• [Excerpted text]
START
Members Only: Recruitment Trends in the Chinese Communist Party

Next year the Chinese Communist Party (CCP) turns 100. Since its founding in 1921, the CCP has grown from a small cabal of Marxist intellectuals into the world’s second-largest political party, behind only the Bharatiya Janata Party in India. One of the reasons for the CCP’s success has been its cultivation of human capital—any organization is only as good as its people.

Ahead of the Party’s centenary, understanding its longevity requires an understanding of its members. While the Party is frustratingly opaque about internal operations, its human resources division, known as the Organization Department, does publish annual data on membership. After the 2019 numbers were released in June 2020, MacroPolo scoured open source databases to compile the most complete public dataset on CCP membership.

We use that dataset to reveal both new and continuing trends in Party membership, many of which intersect with Chinese leader Xi Jinping’s governance reform agenda. The key findings center on 1) membership growth; 2) selectivity; and 3) composition and representation (see Appendix below for membership data from 1921-2019).

1. Growth: Slowing Down After the Hu Jintao Era

Xi believed the CCP was growing too fast. Membership increased by an average of 2.4% annually under Hu Jintao, who served as CCP General Secretary from 2002-2012. Growth hit a two-decade high of 3.1% in 2012, swelling the Party’s ranks to 85.1 million from 68.2 million only a decade before (see Figure 1).

That trend reversed in Xi’s first five-year term, with membership growth declining every year from 2013 to 2017, averaging just 1% (with a low of 0.1% in 2017). Although this growth rate recovered somewhat after 2017, it is still nowhere near its level during the Hu era.

Figure 1. Growth in CCP Membership Has Slowed Markedly under Xi
Note: Data for 1992-1996 is less specific, which may explain the more erratic growth rates for 1993-1997.
Source: CCP Organization Department; People’s Daily Database; media reports.
END
Data listing
START
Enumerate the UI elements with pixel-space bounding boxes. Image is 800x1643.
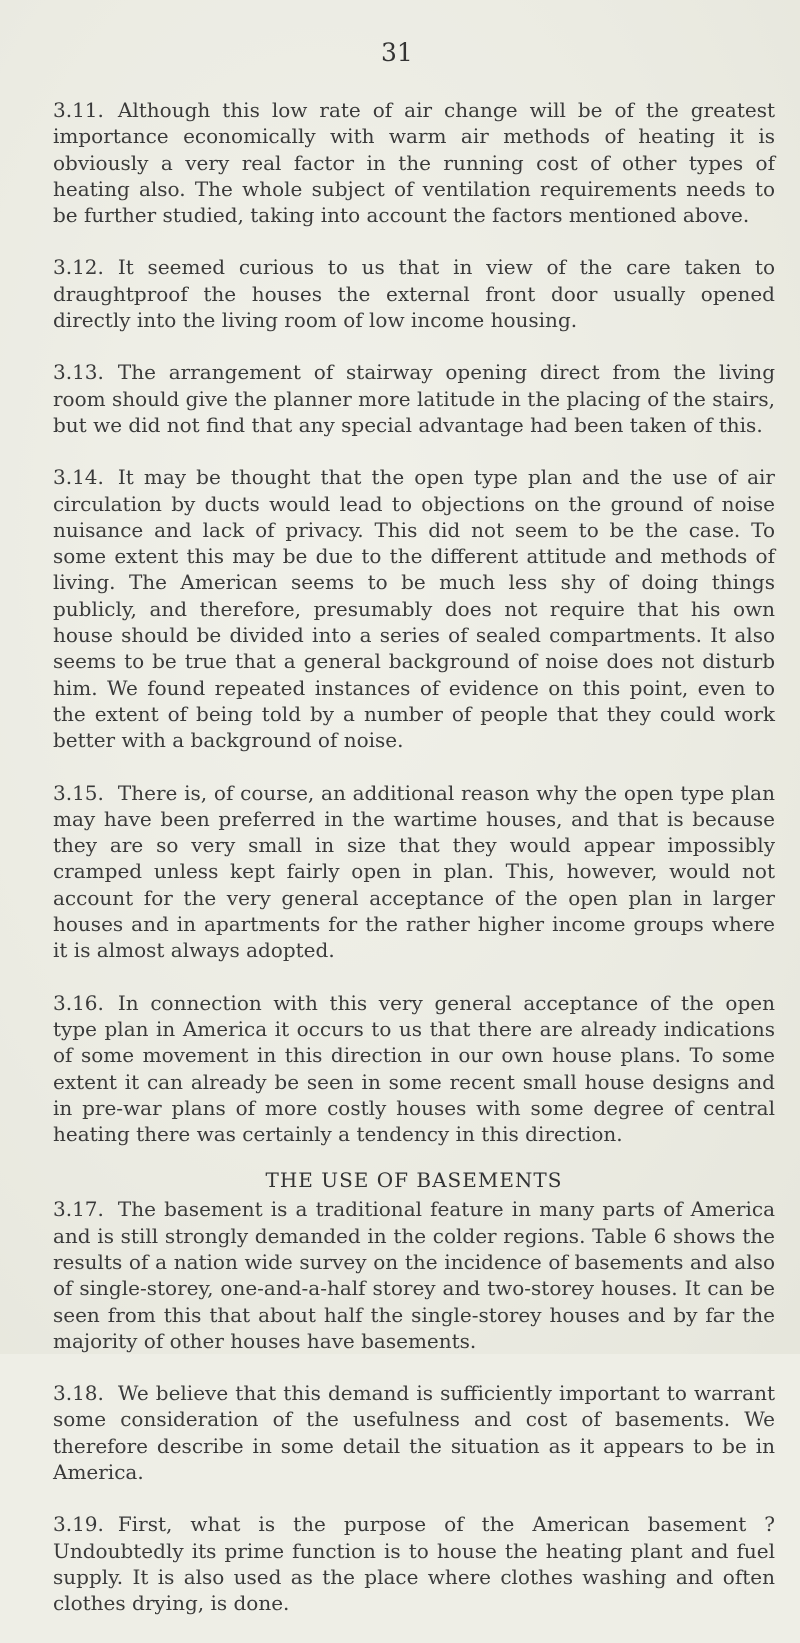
paragraph-number: 3.18. [53,1381,104,1406]
paragraph-text: There is, of course, an additional reason why the open type plan may have been preferred in the wartime houses, and that is because they are so very small in size that they would appear impossibly cramped unless kept fairly open in plan. This, however, would not account for the very general acceptance of the open plan in larger houses and in apartments for the rather higher income groups where it is almost always adopted. [53,780,775,963]
paragraph-text: Although this low rate of air change will be of the greatest importance economically with warm air methods of heating it is obviously a very real factor in the running cost of other types of heating also. The whole subject of ventilation requirements needs to be further studied, taking into account the factors mentioned above. [53,98,775,228]
page-number: 31 [381,38,413,67]
paragraph-text: It may be thought that the open type plan and the use of air circulation by ducts would lead to objections on the ground of noise nuisance and lack of privacy. This did not seem to be the case. To some extent this may be due to the different attitude and methods of living. The American seems to be much less shy of doing things publicly, and therefore, presumably does not require that his own house should be divided into a series of sealed compartments. It also seems to be true that a general background of noise does not disturb him. We found repeated instances of evidence on this point, even to the extent of being told by a number of people that they could work better with a background of noise. [53,465,775,753]
paragraph-3-12 [53,254,775,333]
paragraph-3-14 [53,464,775,753]
paragraph-text: First, what is the purpose of the American basement ? Undoubtedly its prime function is to house the heating plant and fuel supply. It is also used as the place where clothes washing and often clothes drying, is done. [53,1512,775,1616]
paragraph-3-17 [53,1196,775,1354]
paragraph-number: 3.12. [53,255,104,280]
paragraph-3-13 [53,359,775,438]
paragraph-text: The basement is a traditional feature in many parts of America and is still strongly demanded in the colder regions. Table 6 shows the results of a nation wide survey on the incidence of basements and also of single-storey, one-and-a-half storey and two-storey houses. It can be seen from this that about half the single-storey houses and by far the majority of other houses have basements. [53,1197,775,1353]
paragraph-3-11 [53,97,775,228]
paragraph-3-19 [53,1511,775,1616]
paragraph-number: 3.17. [53,1197,104,1222]
paragraph-number: 3.13. [53,360,104,385]
paragraph-number: 3.14. [53,465,104,490]
paragraph-number: 3.19. [53,1512,104,1537]
paragraph-number: 3.16. [53,990,104,1015]
paragraph-text: We believe that this demand is sufficiently important to warrant some consideration of the usefulness and cost of basements. We therefore describe in some detail the situation as it appears to be in America. [53,1381,775,1485]
paragraph-text: In connection with this very general acceptance of the open type plan in America it occurs to us that there are already indications of some movement in this direction in our own house plans. To some extent it can already be seen in some recent small house designs and in pre-war plans of more costly houses with some degree of central heating there was certainly a tendency in this direction. [53,990,775,1147]
section-heading: THE USE OF BASEMENTS [265,1168,563,1193]
paragraph-3-18 [53,1380,775,1485]
paragraph-number: 3.11. [53,98,104,122]
page-content [53,97,775,1643]
paragraph-3-16 [53,990,775,1148]
paragraph-number: 3.15. [53,780,104,805]
paragraph-text: It seemed curious to us that in view of the care taken to draughtproof the houses the external front door usually opened directly into the living room of low income housing. [53,255,775,333]
paragraph-text: The arrangement of stairway opening direct from the living room should give the planner more latitude in the placing of the stairs, but we did not find that any special advantage had been taken of this. [53,360,775,437]
paragraph-3-15 [53,780,775,964]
END
• [Exercise instructions]
1 - Using the CCP membership article, decide whether each statement below agrees with it. Give yes or no for each and quote the deciding words. (a) Under Hu Jintao, membership grew by an average of 2.4% a year. (b) During Xi's first five-year term, membership growth reached its low of 0.1% in 2013. (c) The CCP is the largest political party in the world.
2 - List every percentage figure for membership growth in the CCP membership article.

• [Replies]
1 -
(a) Yes: "Membership increased by an average of 2.4% annually under Hu Jintao"
(b) No: "(with a low of 0.1% in 2017)"
(c) No: "the world’s second-largest political party, behind only the Bharatiya Janata Party in India"

2 -
- 2.4% (average annual growth under Hu Jintao)
- 3.1% (two-decade high in 2012)
- 1% (average from 2013 to 2017)
- 0.1% (low in 2017)